REQUEST — Write out the whole of the material exactly.

[Stored items from a collection]
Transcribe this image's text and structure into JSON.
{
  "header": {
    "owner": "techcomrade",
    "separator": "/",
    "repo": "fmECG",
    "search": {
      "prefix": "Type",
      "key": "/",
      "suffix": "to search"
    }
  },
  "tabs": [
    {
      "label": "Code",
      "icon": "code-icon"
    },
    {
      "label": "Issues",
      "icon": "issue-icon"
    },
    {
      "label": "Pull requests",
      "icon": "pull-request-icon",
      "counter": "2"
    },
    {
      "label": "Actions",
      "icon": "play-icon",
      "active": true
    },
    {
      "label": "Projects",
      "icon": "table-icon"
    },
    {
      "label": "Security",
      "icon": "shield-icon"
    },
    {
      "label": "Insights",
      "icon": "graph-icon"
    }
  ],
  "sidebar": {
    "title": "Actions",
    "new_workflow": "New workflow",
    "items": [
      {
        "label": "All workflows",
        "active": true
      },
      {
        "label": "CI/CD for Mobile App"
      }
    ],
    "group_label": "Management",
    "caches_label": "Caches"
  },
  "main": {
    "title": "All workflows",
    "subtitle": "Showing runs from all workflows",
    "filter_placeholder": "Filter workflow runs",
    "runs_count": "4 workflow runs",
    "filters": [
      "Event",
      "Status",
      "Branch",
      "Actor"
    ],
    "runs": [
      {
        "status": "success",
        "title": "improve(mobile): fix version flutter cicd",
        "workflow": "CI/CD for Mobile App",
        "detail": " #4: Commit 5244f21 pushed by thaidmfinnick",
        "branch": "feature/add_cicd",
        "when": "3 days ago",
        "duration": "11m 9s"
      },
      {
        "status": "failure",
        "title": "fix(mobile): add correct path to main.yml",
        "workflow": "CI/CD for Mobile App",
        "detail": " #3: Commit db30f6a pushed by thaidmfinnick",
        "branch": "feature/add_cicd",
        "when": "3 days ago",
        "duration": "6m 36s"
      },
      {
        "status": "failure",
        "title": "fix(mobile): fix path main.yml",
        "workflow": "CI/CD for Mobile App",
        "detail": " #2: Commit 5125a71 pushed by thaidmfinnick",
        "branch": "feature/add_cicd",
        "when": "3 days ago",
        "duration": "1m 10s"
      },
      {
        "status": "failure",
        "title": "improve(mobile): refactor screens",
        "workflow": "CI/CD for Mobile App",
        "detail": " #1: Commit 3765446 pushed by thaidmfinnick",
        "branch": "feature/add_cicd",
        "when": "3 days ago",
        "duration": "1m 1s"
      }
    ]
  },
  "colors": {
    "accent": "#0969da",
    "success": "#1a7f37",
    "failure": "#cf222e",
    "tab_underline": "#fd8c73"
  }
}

EXERCISE ANSWER —
Transcribe this image's text and structure into JSON.
{
  "header": {
    "owner": "techcomrade",
    "separator": "/",
    "repo": "fmECG",
    "search": {
      "prefix": "Type",
      "key": "/",
      "suffix": "to search"
    }
  },
  "tabs": [
    {
      "label": "Code",
      "icon": "code-icon"
    },
    {
      "label": "Issues",
      "icon": "issue-icon"
    },
    {
      "label": "Pull requests",
      "icon": "pull-request-icon",
      "counter": "2"
    },
    {
      "label": "Actions",
      "icon": "play-icon",
      "active": true
    },
    {
      "label": "Projects",
      "icon": "table-icon"
    },
    {
      "label": "Security",
      "icon": "shield-icon"
    },
    {
      "label": "Insights",
      "icon": "graph-icon"
    }
  ],
  "sidebar": {
    "title": "Actions",
    "new_workflow": "New workflow",
    "items": [
      {
        "label": "All workflows",
        "active": true
      },
      {
        "label": "CI/CD for Mobile App"
      }
    ],
    "group_label": "Management",
    "caches_label": "Caches"
  },
  "main": {
    "title": "All workflows",
    "subtitle": "Showing runs from all workflows",
    "filter_placeholder": "Filter workflow runs",
    "runs_count": "4 workflow runs",
    "filters": [
      "Event",
      "Status",
      "Branch",
      "Actor"
    ],
    "runs": [
      {
        "status": "success",
        "title": "improve(mobile): fix version flutter cicd",
        "workflow": "CI/CD for Mobile App",
        "detail": " #4: Commit 5244f21 pushed by thaidmfinnick",
        "branch": "feature/add_cicd",
        "when": "3 days ago",
        "duration": "11m 9s"
      },
      {
        "status": "failure",
        "title": "fix(mobile): add correct path to main.yml",
        "workflow": "CI/CD for Mobile App",
        "detail": " #3: Commit db30f6a pushed by thaidmfinnick",
        "branch": "feature/add_cicd",
        "when": "3 days ago",
        "duration": "6m 36s"
      },
      {
        "status": "failure",
        "title": "fix(mobile): fix path main.yml",
        "workflow": "CI/CD for Mobile App",
        "detail": " #2: Commit 5125a71 pushed by thaidmfinnick",
        "branch": "feature/add_cicd",
        "when": "3 days ago",
        "duration": "1m 10s"
      },
      {
        "status": "failure",
        "title": "improve(mobile): refactor screens",
        "workflow": "CI/CD for Mobile App",
        "detail": " #1: Commit 3765446 pushed by thaidmfinnick",
        "branch": "feature/add_cicd",
        "when": "3 days ago",
        "duration": "1m 1s"
      }
    ]
  },
  "colors": {
    "accent": "#0969da",
    "success": "#1a7f37",
    "failure": "#cf222e",
    "tab_underline": "#fd8c73"
  }
}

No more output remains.